━━━ INPUT FOR THIS TASK
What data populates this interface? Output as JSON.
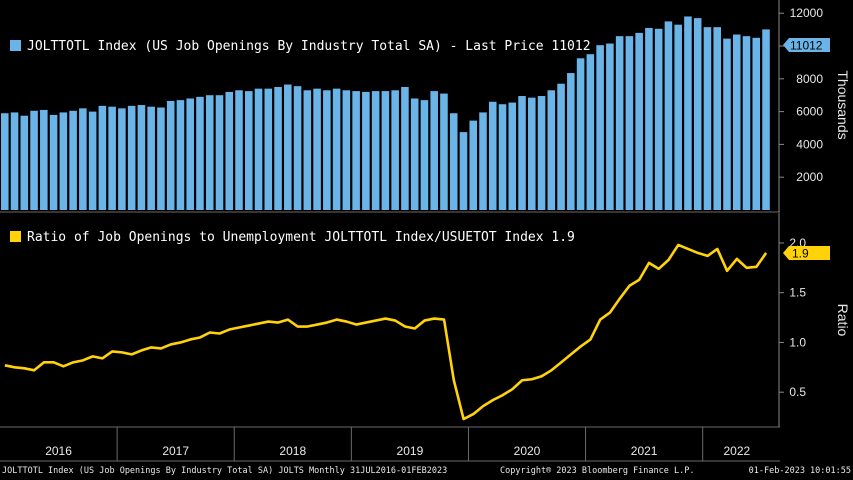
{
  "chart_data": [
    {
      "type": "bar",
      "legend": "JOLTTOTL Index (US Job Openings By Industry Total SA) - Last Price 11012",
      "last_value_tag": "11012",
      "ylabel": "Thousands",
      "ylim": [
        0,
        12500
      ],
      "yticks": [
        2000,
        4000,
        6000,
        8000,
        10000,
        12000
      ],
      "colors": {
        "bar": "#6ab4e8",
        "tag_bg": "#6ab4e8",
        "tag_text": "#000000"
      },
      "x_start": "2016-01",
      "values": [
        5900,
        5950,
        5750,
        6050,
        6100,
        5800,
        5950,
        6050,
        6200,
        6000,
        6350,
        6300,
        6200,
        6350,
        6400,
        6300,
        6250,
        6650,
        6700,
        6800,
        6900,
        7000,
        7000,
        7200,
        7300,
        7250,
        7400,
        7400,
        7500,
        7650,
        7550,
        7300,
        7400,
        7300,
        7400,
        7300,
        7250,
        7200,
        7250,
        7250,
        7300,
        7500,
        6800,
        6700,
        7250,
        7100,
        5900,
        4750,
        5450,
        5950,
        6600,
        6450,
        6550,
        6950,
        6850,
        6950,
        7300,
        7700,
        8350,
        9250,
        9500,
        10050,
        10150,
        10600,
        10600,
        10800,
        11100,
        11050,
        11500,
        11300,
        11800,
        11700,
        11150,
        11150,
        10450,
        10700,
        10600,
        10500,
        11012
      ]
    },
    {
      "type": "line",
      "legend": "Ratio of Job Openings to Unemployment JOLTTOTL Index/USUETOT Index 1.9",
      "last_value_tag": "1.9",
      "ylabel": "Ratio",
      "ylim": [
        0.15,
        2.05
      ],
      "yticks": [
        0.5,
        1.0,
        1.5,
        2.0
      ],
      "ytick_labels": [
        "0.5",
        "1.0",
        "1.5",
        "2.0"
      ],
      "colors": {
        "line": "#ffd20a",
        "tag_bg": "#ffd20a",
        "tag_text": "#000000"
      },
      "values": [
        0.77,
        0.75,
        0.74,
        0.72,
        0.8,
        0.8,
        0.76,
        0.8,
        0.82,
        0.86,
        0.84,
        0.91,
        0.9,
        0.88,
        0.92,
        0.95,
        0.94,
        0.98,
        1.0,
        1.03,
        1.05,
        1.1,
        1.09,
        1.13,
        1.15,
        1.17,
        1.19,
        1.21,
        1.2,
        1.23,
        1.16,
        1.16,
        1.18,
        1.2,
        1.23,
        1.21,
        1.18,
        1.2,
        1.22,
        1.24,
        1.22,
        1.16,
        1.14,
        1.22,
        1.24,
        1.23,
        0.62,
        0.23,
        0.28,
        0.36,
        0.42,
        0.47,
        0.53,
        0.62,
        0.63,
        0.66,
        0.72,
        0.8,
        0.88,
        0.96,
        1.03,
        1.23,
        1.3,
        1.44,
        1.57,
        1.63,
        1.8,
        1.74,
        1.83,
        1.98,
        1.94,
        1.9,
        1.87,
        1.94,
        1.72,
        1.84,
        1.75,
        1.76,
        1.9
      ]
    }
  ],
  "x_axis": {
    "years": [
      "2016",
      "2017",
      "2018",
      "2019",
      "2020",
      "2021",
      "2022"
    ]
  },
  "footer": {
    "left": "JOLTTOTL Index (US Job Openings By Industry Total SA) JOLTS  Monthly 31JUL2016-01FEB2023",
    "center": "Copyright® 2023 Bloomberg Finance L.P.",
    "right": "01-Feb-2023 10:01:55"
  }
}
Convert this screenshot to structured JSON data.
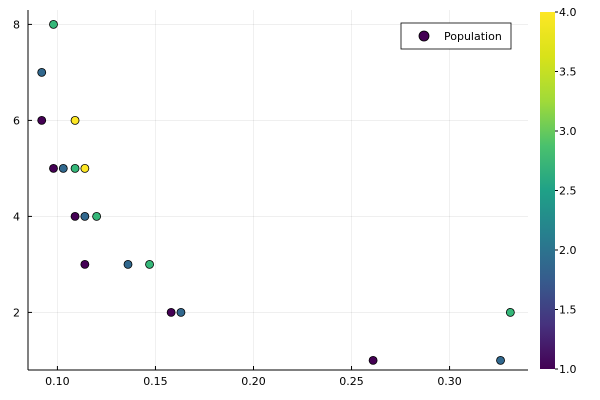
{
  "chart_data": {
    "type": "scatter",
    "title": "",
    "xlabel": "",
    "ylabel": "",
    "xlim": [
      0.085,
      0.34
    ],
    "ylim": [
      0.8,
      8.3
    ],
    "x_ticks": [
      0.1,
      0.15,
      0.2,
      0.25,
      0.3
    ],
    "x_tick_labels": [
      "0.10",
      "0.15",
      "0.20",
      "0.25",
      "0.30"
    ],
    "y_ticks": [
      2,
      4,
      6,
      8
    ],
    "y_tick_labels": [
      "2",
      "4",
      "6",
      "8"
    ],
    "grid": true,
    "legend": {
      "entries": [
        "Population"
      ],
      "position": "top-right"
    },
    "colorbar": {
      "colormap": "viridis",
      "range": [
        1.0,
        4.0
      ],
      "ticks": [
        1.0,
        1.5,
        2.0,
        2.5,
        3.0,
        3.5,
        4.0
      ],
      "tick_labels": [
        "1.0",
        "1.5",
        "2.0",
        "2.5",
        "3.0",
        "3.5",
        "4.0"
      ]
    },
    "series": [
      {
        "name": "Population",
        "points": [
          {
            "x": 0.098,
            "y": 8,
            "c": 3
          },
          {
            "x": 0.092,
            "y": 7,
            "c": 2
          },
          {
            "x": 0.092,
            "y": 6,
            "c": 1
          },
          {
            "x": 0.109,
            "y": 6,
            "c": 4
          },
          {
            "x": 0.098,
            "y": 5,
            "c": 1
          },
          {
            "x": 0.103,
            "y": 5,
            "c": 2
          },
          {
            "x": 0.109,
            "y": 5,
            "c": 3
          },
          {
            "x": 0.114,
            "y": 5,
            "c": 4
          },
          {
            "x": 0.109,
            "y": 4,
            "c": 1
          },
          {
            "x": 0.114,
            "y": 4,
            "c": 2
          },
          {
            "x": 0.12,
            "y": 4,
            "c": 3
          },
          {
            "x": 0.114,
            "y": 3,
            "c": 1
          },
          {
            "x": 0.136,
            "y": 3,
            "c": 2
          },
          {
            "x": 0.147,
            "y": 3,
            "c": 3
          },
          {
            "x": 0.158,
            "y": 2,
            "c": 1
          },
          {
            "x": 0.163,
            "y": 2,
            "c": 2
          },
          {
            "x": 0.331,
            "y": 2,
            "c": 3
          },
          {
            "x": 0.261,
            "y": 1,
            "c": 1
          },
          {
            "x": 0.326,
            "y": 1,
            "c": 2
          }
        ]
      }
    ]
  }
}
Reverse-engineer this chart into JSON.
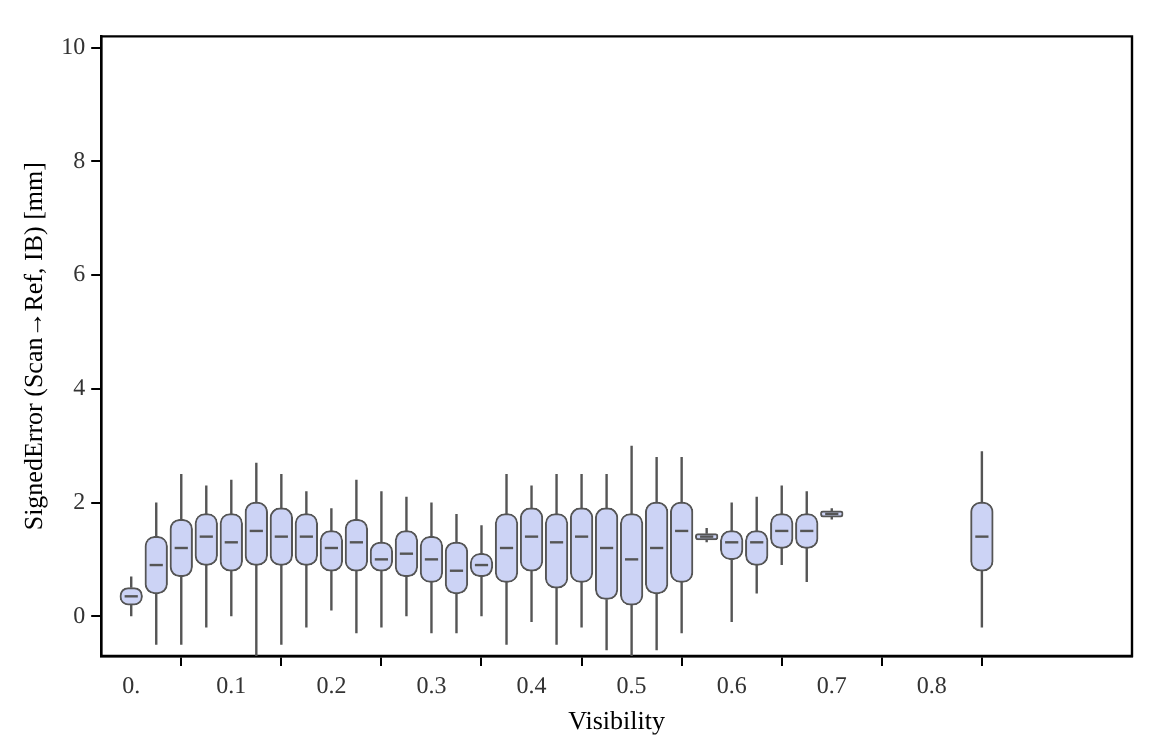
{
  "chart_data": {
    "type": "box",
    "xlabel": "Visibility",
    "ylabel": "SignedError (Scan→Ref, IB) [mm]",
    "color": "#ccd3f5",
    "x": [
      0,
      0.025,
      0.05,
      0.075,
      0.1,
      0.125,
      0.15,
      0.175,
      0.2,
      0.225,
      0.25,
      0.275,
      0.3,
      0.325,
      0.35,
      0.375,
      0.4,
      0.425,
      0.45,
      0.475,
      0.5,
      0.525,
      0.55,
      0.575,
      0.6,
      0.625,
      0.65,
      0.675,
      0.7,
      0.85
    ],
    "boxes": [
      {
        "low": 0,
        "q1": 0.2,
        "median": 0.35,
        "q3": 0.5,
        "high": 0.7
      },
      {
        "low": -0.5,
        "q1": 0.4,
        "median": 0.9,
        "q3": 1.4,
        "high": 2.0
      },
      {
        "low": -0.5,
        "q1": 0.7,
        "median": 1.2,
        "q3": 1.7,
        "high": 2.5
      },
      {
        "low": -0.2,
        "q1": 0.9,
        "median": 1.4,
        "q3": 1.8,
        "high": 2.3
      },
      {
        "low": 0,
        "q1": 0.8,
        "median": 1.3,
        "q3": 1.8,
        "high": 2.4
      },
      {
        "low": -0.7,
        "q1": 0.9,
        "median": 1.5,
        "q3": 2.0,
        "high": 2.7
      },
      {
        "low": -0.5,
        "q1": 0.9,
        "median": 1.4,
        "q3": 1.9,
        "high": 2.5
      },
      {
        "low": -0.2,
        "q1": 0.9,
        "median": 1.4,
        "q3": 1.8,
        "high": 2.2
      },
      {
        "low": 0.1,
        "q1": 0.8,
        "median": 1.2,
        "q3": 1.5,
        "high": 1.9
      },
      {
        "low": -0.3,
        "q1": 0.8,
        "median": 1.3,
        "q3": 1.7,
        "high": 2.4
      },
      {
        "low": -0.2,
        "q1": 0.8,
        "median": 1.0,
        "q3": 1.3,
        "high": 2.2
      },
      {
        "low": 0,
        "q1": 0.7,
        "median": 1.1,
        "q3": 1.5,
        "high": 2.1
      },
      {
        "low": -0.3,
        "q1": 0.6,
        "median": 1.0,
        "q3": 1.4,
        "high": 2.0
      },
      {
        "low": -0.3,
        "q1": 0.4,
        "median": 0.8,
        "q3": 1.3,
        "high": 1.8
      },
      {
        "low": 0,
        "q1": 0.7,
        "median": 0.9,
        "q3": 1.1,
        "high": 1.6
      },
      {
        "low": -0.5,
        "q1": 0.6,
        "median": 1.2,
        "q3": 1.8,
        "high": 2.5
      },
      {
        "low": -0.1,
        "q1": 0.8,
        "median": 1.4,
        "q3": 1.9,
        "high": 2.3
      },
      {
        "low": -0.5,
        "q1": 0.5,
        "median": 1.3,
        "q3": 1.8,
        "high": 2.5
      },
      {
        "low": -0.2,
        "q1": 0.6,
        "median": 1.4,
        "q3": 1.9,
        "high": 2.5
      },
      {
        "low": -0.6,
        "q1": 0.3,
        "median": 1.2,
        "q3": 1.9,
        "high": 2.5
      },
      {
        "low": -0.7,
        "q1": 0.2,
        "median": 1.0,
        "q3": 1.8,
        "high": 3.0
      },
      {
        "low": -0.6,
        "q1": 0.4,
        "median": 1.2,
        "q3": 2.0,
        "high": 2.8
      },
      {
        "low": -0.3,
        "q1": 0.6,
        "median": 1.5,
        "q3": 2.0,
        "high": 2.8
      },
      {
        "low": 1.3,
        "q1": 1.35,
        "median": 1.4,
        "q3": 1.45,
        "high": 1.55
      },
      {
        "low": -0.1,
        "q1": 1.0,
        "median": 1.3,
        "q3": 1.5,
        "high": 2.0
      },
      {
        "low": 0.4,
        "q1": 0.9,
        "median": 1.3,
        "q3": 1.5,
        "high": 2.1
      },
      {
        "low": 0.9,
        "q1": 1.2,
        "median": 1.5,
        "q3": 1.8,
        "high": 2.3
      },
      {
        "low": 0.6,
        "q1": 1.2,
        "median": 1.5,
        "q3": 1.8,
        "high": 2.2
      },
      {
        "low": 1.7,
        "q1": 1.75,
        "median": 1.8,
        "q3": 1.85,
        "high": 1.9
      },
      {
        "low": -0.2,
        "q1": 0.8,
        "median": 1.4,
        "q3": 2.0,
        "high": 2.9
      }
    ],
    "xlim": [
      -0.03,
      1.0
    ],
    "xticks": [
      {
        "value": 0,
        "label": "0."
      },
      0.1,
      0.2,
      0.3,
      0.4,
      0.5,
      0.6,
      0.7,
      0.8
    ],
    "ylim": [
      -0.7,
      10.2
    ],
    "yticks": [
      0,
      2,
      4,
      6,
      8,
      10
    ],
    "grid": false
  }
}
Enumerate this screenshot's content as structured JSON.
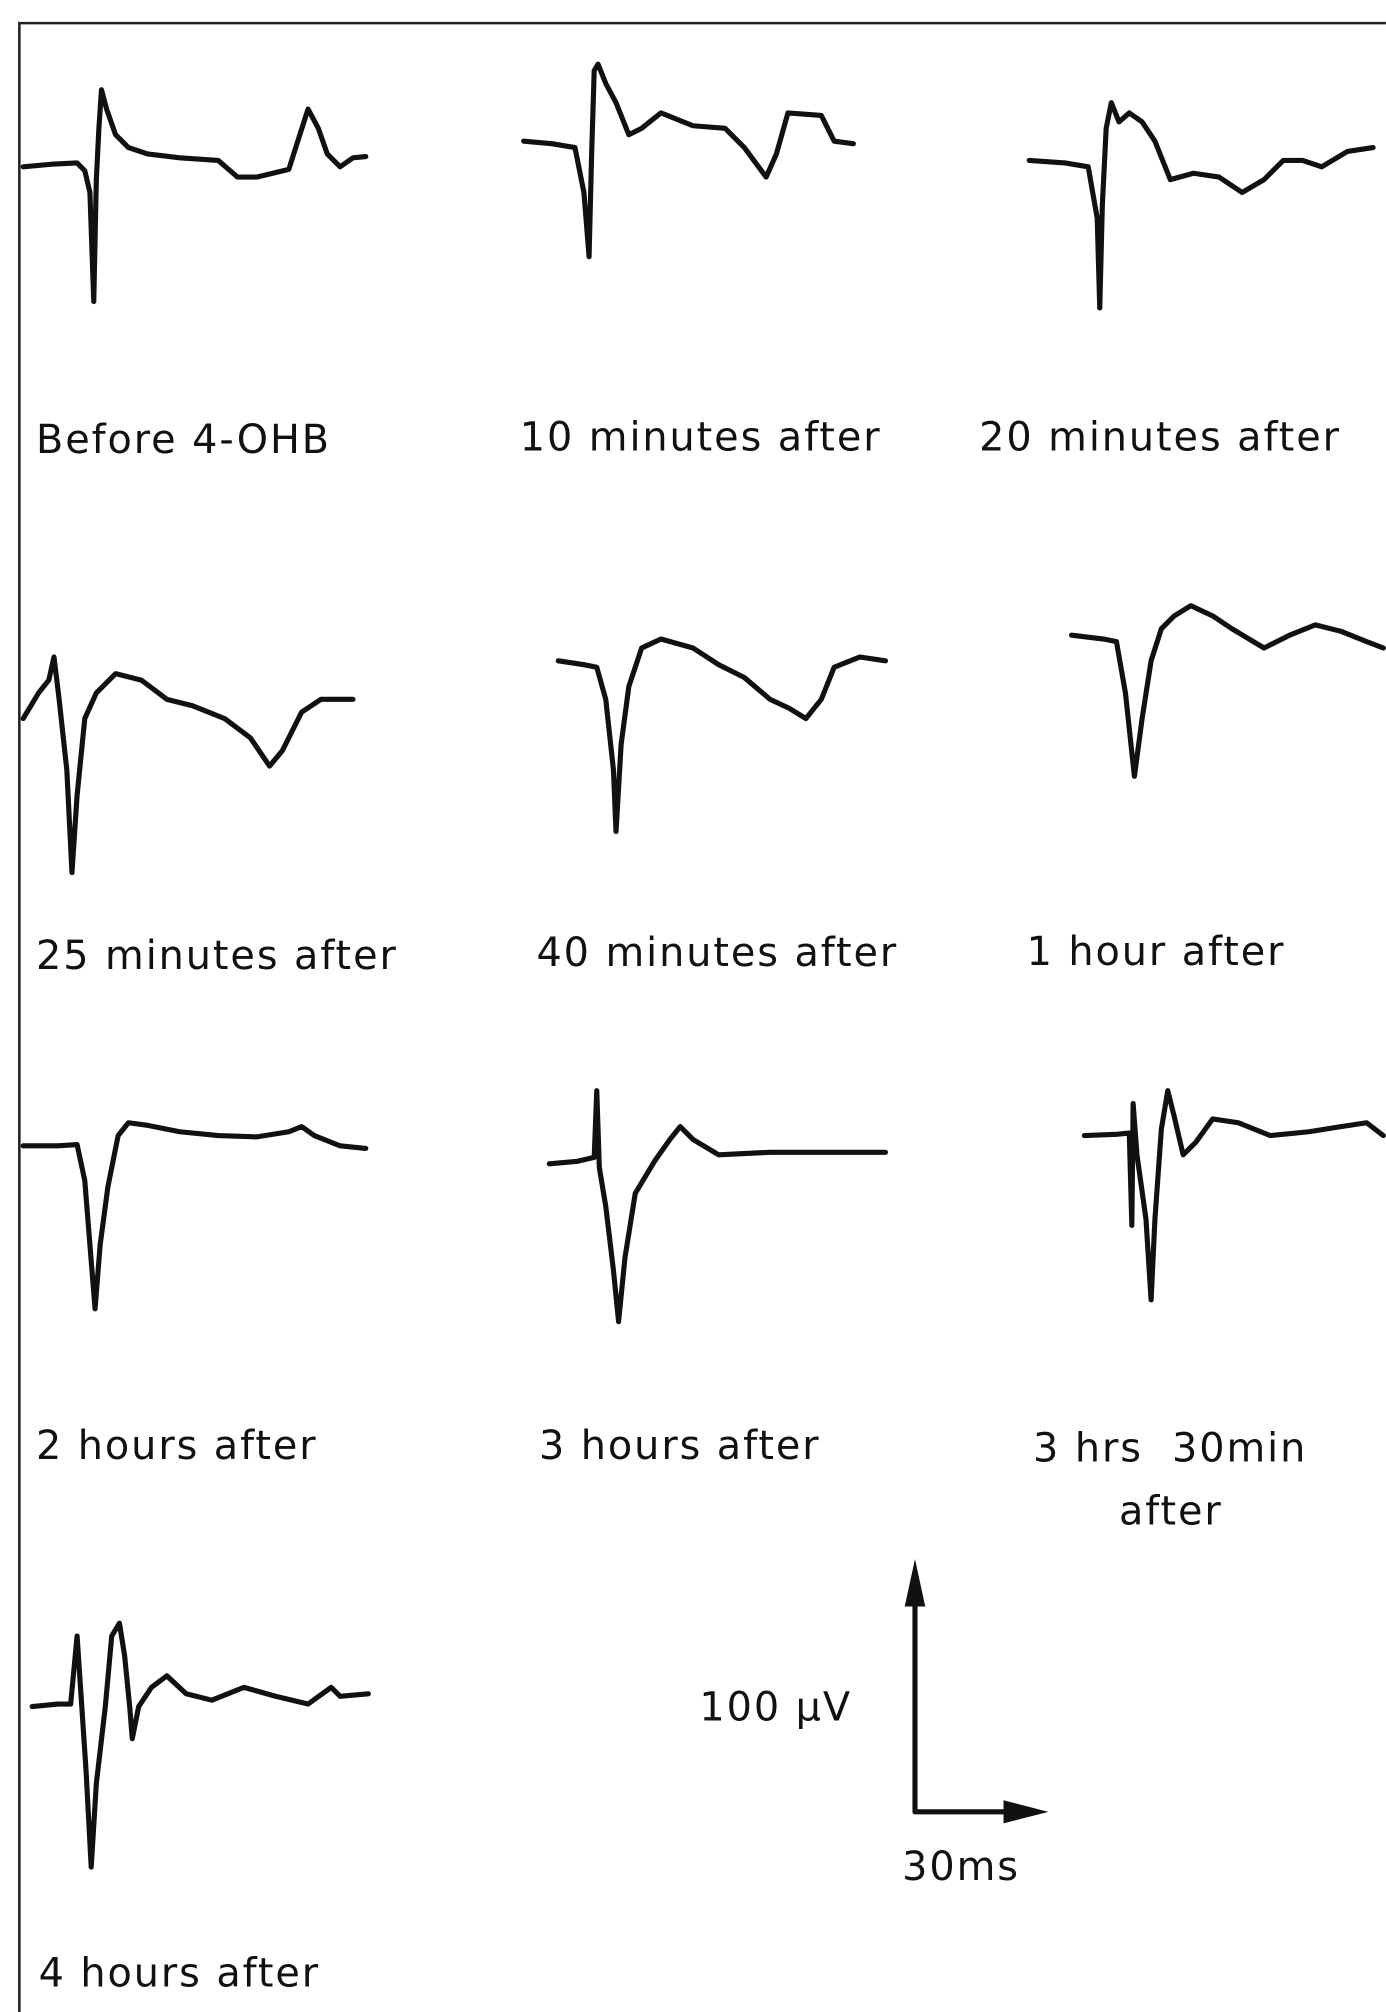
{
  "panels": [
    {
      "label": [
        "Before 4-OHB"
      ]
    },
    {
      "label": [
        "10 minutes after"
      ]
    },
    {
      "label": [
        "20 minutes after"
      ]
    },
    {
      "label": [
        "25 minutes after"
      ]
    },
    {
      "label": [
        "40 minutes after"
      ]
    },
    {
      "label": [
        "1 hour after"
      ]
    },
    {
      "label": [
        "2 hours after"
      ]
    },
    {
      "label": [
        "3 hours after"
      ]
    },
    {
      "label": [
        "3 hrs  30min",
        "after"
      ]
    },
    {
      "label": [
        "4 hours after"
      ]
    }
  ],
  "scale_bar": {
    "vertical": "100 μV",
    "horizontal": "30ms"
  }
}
━━━━━━
YOUR INSTRUCTIONS » Look through the data above. Copy every line with the string "JOLTTOTL" in it.

SOLUTION FOR THIS TASK »
      "legend": "JOLTTOTL Index (US Job Openings By Industry Total SA) - Last Price 11012",
      "legend": "Ratio of Job Openings to Unemployment JOLTTOTL Index/USUETOT Index 1.9",
    "left": "JOLTTOTL Index (US Job Openings By Industry Total SA) JOLTS  Monthly 31JUL2016-01FEB2023",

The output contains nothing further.